## [SET EXERCISE]
The records below must be transcribed exactly. Do not include the pictures.

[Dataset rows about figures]
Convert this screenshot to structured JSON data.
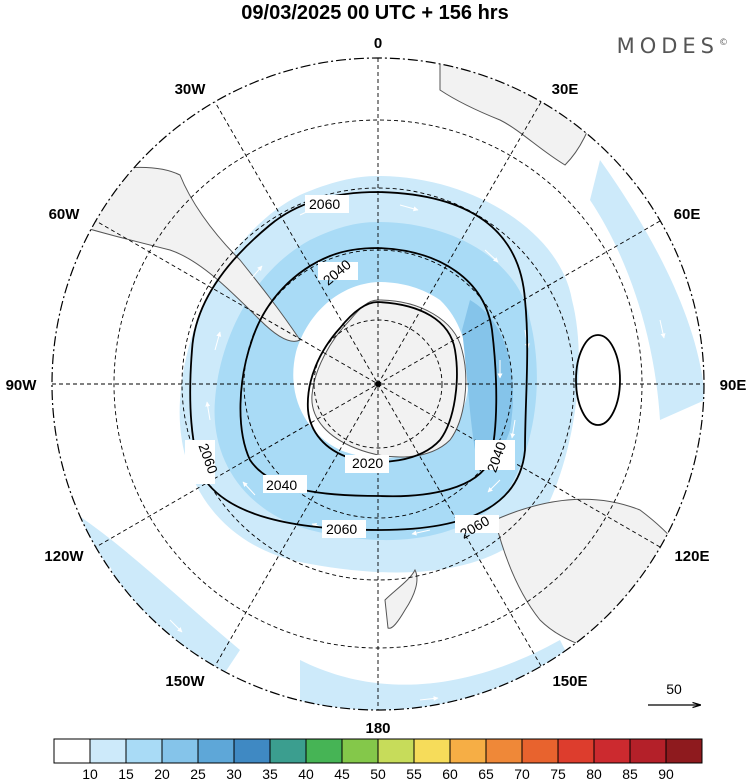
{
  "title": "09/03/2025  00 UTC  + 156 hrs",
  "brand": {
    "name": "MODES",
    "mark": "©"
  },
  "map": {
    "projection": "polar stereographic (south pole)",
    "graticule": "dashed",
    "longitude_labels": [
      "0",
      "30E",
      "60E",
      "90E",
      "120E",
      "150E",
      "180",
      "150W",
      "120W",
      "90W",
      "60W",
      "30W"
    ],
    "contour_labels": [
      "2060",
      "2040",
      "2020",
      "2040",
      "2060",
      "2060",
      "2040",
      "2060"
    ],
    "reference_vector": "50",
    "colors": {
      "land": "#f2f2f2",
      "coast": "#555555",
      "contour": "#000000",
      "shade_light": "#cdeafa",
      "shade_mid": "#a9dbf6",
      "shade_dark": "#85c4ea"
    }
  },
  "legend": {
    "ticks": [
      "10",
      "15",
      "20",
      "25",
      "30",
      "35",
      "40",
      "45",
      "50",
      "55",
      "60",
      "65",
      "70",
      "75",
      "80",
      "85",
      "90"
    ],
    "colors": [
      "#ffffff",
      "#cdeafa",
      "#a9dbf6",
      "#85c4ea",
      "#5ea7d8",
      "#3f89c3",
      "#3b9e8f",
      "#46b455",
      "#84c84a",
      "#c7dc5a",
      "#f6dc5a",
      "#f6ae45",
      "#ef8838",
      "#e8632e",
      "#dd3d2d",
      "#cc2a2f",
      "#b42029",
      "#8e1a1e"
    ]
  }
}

## [COMPLETE RESPONSE]
Convert this screenshot to structured JSON data.
{
  "title": "09/03/2025  00 UTC  + 156 hrs",
  "brand": {
    "name": "MODES",
    "mark": "©"
  },
  "map": {
    "projection": "polar stereographic (south pole)",
    "graticule": "dashed",
    "longitude_labels": [
      "0",
      "30E",
      "60E",
      "90E",
      "120E",
      "150E",
      "180",
      "150W",
      "120W",
      "90W",
      "60W",
      "30W"
    ],
    "contour_labels": [
      "2060",
      "2040",
      "2020",
      "2040",
      "2060",
      "2060",
      "2040",
      "2060"
    ],
    "reference_vector": "50",
    "colors": {
      "land": "#f2f2f2",
      "coast": "#555555",
      "contour": "#000000",
      "shade_light": "#cdeafa",
      "shade_mid": "#a9dbf6",
      "shade_dark": "#85c4ea"
    }
  },
  "legend": {
    "ticks": [
      "10",
      "15",
      "20",
      "25",
      "30",
      "35",
      "40",
      "45",
      "50",
      "55",
      "60",
      "65",
      "70",
      "75",
      "80",
      "85",
      "90"
    ],
    "colors": [
      "#ffffff",
      "#cdeafa",
      "#a9dbf6",
      "#85c4ea",
      "#5ea7d8",
      "#3f89c3",
      "#3b9e8f",
      "#46b455",
      "#84c84a",
      "#c7dc5a",
      "#f6dc5a",
      "#f6ae45",
      "#ef8838",
      "#e8632e",
      "#dd3d2d",
      "#cc2a2f",
      "#b42029",
      "#8e1a1e"
    ]
  }
}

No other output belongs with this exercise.